__READING TEXT__.
........

1. **Linear Combination:** Calculates weighted sum of features
2. **Sigmoid Function:** Converts to probabilities (0 to 1)
3. **Multi-class Extension:** Uses One-vs-Rest or Softmax for 3 classes

### Hyperparameters:

- **C=1.0** - Regularization strength (inverse)
  - Smaller C = stronger regularization = simpler model
  - Larger C = weaker regularization = more complex model
  
- **penalty='l2'** - Ridge regularization
  - Prevents overfitting by penalizing large coefficients
  - L2 shrinks coefficients but doesn't eliminate them
  
- **max_iter=1000** - Maximum iterations for convergence
  - Ensures the optimization algorithm has enough time to converge
  
- **class_weight='balanced'** - Automatic class balancing
  - Adjusts weights inversely proportional to class frequencies
  - Prevents bias toward majority class
  
- **random_state=42** - Reproducibility

### Advantages:
-  Fast training and prediction
-  Interpretable coefficients
-  Works well with scaled features
-  Low risk of overfitting

### Disadvantages:
-  Assumes linear relationships
-  May underfit complex patterns
-  Sensitive to feature scaling

---

In [None]:


# Initialize model
lr_model = LogisticRegression(
    C=1.0,
    penalty='l2',
    max_iter=1000,
    class_weight='balanced',
    random_state=42,
    n_jobs=-1
)

print(f"\n Model Configuration:")
print(f"  • Algorithm: Logistic Regression")
print(f"  • Regularization: L2 (Ridge)")
print(f"  • C parameter: 1.0")
print(f"  • Class weights: Balanced")
print(f"  • Max iterations: 1000")

# Perform cross-validation
print(f"\n Running 5-Fold Cross-Validation...")

lr_cv_results = cross_validate(
    lr_model,
    X_train_scaled,
    y_train,
    cv=cv_strategy,
    scoring=scoring_metrics,
    return_train_score=True,
    n_jobs=-1
)

# Calculate mean and std for each metric
print(f"\n Cross-Validation Results:")
print(f"\n{'Metric':<20} {'Mean':>10} {'Std':>10} {'Min':>10} {'Max':>10}")
print("-" * 62)

for metric in ['accuracy', 'precision', 'recall', 'f1']:
    test_scores = lr_cv_results[f'test_{metric}']
    mean_score = test_scores.mean()
    std_score = test_scores.std()
    min_score = test_scores.min()
    max_score = test_scores.max()
    
    print(f"{metric.capitalize():<20} {mean_score:>10.4f} {std_score:>10.4f} {min_score:>10.4f} {max_score:>10.4f}")

........

__AIM OF THE EXERCISE__. Copy out everything in the logistic regression text from "for metric in" down to "min_score = test_scores.min()".

__GIVEN RECORDS__.
........

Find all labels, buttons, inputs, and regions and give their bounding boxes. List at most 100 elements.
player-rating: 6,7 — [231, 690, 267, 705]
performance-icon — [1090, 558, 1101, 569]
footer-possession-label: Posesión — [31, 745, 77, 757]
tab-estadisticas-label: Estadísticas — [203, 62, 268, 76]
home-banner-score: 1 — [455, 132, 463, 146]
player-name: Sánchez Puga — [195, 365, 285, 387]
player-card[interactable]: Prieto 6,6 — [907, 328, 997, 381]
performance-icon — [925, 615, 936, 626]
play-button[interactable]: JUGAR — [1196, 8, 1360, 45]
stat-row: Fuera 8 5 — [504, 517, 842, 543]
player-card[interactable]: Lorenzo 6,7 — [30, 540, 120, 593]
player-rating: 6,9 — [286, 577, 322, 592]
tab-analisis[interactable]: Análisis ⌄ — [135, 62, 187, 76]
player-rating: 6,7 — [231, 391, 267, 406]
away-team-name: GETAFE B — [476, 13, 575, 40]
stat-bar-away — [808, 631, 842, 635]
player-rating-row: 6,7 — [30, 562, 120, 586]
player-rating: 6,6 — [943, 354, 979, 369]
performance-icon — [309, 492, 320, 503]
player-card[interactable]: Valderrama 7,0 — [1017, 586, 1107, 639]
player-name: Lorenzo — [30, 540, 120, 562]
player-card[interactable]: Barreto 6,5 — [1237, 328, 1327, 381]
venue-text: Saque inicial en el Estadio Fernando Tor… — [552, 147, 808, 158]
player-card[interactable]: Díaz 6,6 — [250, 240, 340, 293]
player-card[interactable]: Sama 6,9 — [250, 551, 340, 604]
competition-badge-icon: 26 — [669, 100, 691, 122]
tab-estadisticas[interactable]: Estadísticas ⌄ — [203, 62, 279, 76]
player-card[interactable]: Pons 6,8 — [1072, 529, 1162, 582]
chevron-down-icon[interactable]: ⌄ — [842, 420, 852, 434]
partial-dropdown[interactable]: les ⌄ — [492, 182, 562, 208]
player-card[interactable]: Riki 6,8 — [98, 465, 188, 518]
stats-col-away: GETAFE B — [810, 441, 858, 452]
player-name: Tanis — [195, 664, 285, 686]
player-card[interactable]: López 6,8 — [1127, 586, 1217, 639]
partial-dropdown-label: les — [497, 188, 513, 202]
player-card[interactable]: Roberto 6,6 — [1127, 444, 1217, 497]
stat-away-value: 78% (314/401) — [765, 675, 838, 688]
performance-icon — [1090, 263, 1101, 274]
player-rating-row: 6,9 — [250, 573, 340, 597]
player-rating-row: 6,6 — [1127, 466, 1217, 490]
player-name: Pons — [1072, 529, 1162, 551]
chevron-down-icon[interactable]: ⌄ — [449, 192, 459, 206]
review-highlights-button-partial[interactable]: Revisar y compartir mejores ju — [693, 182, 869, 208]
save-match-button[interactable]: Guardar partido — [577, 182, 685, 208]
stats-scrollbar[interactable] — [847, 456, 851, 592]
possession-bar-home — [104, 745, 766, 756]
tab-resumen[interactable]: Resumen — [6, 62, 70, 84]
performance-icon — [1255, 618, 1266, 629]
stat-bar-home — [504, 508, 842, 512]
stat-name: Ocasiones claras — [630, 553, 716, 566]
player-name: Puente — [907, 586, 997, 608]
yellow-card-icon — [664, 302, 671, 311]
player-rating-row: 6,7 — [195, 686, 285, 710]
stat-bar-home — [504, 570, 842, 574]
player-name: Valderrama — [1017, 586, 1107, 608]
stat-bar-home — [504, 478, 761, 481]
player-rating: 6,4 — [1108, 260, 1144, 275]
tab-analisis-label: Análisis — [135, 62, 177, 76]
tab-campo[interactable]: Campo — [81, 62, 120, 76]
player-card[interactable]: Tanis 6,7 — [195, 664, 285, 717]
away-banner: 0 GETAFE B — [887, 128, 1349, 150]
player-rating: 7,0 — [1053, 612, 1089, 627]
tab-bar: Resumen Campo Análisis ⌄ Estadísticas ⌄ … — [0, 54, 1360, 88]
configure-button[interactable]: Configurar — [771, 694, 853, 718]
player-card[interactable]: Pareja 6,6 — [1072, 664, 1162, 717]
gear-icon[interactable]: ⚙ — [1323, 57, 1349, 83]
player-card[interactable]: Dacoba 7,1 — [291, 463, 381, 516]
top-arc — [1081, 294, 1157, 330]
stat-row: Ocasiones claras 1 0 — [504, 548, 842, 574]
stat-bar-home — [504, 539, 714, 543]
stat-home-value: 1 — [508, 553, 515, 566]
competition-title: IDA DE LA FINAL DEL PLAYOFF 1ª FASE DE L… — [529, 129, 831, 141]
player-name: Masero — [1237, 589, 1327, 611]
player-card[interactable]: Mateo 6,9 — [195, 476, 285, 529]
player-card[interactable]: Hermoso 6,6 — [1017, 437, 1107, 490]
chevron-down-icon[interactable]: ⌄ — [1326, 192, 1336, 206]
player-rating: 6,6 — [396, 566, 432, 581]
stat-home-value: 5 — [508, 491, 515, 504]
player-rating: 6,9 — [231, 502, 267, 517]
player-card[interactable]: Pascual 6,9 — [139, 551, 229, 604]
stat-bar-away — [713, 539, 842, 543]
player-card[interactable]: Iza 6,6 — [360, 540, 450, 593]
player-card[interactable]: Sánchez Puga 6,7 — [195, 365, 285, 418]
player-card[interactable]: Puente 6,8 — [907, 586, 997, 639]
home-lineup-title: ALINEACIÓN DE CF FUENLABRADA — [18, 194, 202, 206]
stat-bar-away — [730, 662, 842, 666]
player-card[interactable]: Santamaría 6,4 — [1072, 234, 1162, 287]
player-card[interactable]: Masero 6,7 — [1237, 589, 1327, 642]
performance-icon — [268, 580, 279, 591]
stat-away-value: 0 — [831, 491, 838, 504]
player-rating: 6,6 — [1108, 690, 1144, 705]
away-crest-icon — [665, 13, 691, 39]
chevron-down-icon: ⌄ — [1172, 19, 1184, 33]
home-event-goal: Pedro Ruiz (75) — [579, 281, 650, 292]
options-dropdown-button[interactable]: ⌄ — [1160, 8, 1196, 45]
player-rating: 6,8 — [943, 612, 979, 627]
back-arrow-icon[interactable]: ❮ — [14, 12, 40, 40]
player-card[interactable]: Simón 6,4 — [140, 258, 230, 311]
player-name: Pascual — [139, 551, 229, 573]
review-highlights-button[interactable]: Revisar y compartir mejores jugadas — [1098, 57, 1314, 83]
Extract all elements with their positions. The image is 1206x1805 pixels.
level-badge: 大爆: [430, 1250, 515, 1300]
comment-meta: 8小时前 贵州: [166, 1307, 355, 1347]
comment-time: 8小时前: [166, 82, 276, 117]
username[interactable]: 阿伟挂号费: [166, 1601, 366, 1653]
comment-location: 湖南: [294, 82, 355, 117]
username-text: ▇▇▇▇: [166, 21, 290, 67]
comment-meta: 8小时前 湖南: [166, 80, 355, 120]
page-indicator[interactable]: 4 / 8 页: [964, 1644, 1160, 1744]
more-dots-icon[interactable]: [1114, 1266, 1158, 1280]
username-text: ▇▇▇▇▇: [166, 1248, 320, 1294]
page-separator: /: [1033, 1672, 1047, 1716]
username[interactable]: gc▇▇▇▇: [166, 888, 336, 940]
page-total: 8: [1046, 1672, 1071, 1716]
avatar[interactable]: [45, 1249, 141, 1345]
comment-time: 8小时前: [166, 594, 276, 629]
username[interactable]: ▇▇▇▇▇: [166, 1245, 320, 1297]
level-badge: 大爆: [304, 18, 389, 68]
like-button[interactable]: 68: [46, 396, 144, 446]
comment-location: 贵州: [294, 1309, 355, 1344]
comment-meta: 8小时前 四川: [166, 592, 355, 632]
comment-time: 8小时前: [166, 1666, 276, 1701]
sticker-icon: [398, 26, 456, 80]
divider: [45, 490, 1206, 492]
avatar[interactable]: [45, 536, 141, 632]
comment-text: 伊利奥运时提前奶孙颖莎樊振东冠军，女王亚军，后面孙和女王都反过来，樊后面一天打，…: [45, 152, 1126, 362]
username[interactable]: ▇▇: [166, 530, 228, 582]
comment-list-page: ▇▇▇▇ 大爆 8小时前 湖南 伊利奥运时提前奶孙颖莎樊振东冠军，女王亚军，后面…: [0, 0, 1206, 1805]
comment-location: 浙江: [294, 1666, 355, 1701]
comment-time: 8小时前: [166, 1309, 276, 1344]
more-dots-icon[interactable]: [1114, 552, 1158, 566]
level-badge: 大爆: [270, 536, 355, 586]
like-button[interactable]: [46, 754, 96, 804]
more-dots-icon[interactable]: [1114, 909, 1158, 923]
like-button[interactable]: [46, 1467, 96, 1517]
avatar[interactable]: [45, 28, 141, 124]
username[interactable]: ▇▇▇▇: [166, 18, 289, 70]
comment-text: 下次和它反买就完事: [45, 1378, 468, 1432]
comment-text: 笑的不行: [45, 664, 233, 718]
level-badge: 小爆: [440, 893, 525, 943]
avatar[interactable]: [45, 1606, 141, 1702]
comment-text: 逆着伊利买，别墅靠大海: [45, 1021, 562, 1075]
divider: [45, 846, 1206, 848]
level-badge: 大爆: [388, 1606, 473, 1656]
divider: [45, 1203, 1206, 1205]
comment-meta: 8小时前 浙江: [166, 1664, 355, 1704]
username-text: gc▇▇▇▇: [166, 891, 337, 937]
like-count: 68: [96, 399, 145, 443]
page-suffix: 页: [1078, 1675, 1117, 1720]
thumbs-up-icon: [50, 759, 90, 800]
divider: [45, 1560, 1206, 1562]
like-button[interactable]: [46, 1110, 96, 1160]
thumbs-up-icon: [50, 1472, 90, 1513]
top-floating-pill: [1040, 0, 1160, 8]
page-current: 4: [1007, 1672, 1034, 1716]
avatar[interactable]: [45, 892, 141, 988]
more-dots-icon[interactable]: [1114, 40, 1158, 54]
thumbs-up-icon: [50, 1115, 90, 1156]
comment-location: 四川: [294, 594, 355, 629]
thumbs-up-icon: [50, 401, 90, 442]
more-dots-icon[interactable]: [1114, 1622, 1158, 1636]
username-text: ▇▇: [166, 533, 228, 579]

........

__EXERCISE OUTPUT__.
for metric in ['accuracy', 'precision', 'recall', 'f1']:
    test_scores = lr_cv_results[f'test_{metric}']
    mean_score = test_scores.mean()
    std_score = test_scores.std()
    min_score = test_scores.min()